» WHAT NEEDS TO BE DONE: Find every line below where the word "Völker" occurs, then give how many you found and nothing else.
EXERCISE INPUTS Start Marker
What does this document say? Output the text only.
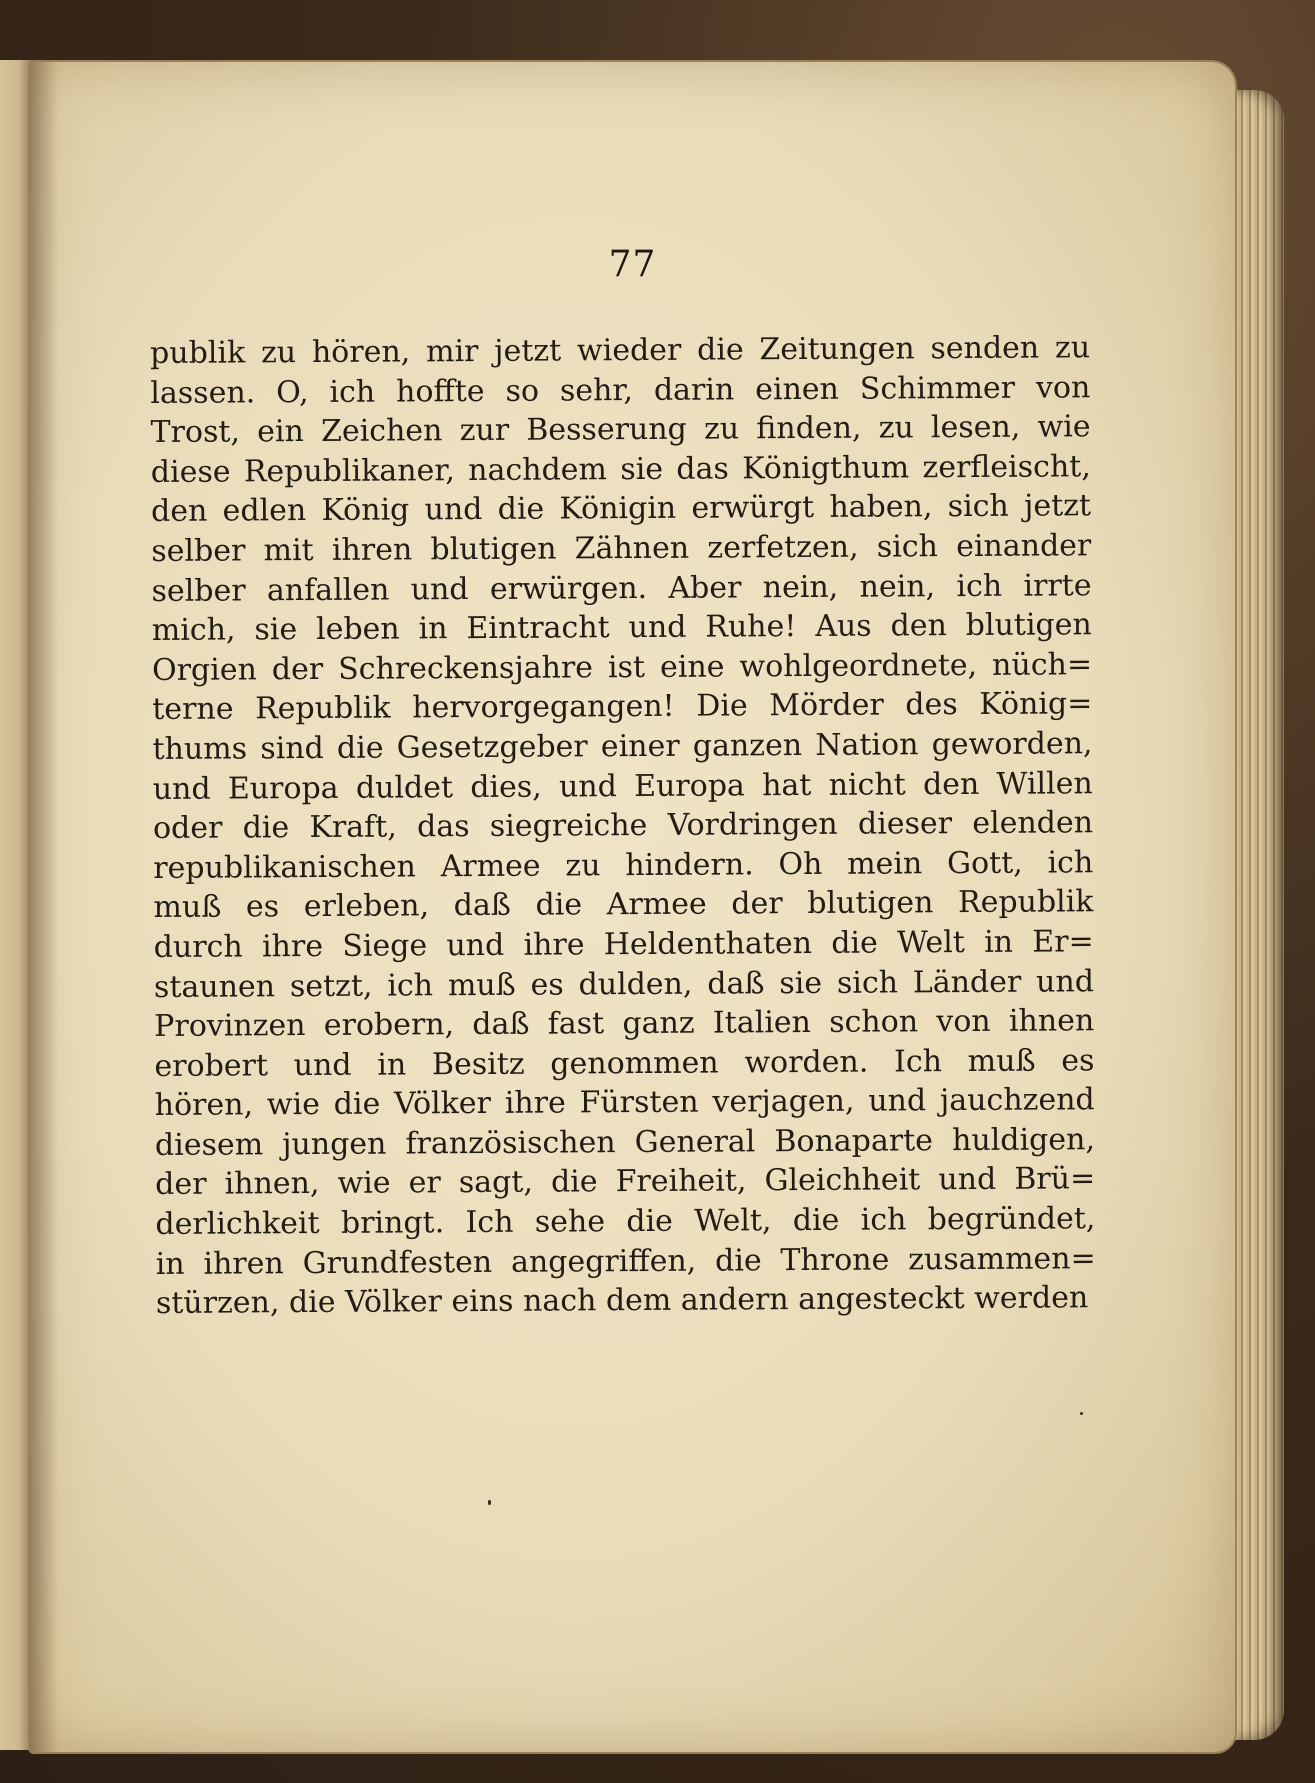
77
publik zu hören, mir jetzt wieder die Zeitungen senden zu
lassen. O, ich hoffte so sehr, darin einen Schimmer von
Trost, ein Zeichen zur Besserung zu finden, zu lesen, wie
diese Republikaner, nachdem sie das Königthum zerfleischt,
den edlen König und die Königin erwürgt haben, sich jetzt
selber mit ihren blutigen Zähnen zerfetzen, sich einander
selber anfallen und erwürgen. Aber nein, nein, ich irrte
mich, sie leben in Eintracht und Ruhe! Aus den blutigen
Orgien der Schreckensjahre ist eine wohlgeordnete, nüch=
terne Republik hervorgegangen! Die Mörder des König=
thums sind die Gesetzgeber einer ganzen Nation geworden,
und Europa duldet dies, und Europa hat nicht den Willen
oder die Kraft, das siegreiche Vordringen dieser elenden
republikanischen Armee zu hindern. Oh mein Gott, ich
muß es erleben, daß die Armee der blutigen Republik
durch ihre Siege und ihre Heldenthaten die Welt in Er=
staunen setzt, ich muß es dulden, daß sie sich Länder und
Provinzen erobern, daß fast ganz Italien schon von ihnen
erobert und in Besitz genommen worden. Ich muß es
hören, wie die Völker ihre Fürsten verjagen, und jauchzend
diesem jungen französischen General Bonaparte huldigen,
der ihnen, wie er sagt, die Freiheit, Gleichheit und Brü=
derlichkeit bringt. Ich sehe die Welt, die ich begründet,
in ihren Grundfesten angegriffen, die Throne zusammen=
stürzen, die Völker eins nach dem andern angesteckt werden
EXERCISE INPUTS End Marker
» EXERCISE RESULT: 2